YOUR OBJECTIVE >> Filter the records for lines holding the string "изложить".

[Dataset items]
# # #

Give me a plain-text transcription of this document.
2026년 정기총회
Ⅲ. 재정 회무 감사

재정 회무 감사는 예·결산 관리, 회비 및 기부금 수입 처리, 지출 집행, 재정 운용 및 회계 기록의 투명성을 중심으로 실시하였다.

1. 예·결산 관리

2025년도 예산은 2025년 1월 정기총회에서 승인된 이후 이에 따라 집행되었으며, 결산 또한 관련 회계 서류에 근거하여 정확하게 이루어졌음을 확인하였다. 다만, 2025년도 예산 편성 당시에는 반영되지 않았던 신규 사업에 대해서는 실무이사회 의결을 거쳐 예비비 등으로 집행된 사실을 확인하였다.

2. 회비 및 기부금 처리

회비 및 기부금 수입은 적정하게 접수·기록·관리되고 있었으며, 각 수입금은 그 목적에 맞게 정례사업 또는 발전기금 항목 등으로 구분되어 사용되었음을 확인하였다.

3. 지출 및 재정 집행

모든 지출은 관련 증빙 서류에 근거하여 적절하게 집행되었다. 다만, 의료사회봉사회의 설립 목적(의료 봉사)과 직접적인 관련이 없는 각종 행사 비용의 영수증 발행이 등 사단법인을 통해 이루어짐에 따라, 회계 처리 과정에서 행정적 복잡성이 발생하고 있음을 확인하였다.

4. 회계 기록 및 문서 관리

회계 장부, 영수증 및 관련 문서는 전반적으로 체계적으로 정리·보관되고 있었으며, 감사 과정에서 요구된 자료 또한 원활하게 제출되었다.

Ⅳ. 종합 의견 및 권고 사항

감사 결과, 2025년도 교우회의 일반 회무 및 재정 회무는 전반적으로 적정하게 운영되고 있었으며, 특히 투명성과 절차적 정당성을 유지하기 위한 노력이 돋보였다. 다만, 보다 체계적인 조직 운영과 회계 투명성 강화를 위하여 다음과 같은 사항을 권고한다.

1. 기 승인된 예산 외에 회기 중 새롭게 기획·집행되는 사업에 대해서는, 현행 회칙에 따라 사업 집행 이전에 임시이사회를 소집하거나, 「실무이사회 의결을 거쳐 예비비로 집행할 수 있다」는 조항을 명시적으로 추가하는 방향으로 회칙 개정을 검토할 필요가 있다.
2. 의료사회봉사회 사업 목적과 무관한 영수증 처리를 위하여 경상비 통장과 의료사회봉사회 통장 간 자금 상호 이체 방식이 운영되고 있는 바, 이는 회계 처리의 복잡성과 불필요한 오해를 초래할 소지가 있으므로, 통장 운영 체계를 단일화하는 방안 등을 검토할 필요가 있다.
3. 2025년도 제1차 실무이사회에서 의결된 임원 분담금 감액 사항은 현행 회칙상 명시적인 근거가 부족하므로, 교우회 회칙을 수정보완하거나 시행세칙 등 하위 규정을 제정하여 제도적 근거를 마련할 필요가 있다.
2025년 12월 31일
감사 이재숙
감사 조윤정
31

# # #

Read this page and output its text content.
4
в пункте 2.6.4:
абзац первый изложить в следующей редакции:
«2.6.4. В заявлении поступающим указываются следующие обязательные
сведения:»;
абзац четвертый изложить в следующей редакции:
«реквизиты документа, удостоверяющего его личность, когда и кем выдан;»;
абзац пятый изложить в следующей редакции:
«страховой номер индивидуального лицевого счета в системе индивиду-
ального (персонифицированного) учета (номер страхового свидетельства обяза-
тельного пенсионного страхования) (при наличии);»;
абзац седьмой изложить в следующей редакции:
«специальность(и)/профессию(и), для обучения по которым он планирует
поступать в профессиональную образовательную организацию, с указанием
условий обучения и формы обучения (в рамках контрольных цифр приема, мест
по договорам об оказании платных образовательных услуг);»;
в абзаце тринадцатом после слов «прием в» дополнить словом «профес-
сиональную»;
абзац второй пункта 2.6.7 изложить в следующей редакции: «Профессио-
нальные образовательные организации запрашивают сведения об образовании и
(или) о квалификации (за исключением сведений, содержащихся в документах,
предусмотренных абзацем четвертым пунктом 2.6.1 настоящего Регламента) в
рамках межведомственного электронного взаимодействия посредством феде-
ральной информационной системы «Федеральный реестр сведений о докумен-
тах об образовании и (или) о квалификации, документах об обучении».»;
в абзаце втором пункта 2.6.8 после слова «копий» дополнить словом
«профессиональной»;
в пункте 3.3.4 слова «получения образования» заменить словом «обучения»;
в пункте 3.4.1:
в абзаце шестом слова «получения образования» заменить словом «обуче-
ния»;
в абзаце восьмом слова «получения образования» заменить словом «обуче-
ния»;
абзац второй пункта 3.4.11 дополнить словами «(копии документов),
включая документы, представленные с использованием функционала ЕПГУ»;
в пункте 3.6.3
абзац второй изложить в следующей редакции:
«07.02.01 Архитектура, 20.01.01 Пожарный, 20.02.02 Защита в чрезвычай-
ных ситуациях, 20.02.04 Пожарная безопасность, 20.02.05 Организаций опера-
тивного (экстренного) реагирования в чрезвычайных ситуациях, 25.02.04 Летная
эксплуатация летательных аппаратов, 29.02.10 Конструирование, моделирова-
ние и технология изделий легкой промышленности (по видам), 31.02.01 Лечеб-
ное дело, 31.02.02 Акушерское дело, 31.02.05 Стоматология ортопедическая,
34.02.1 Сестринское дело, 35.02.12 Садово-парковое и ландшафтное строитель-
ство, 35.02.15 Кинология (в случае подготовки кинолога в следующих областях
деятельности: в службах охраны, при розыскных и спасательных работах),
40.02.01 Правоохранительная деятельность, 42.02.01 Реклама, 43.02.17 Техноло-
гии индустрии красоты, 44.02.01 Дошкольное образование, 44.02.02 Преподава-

# # #

WRITTEN ANSWER >>
абзац первый изложить в следующей редакции:
абзац четвертый изложить в следующей редакции:
абзац пятый изложить в следующей редакции:
абзац седьмой изложить в следующей редакции:
абзац второй пункта 2.6.7 изложить в следующей редакции: «Профессио-
абзац второй изложить в следующей редакции:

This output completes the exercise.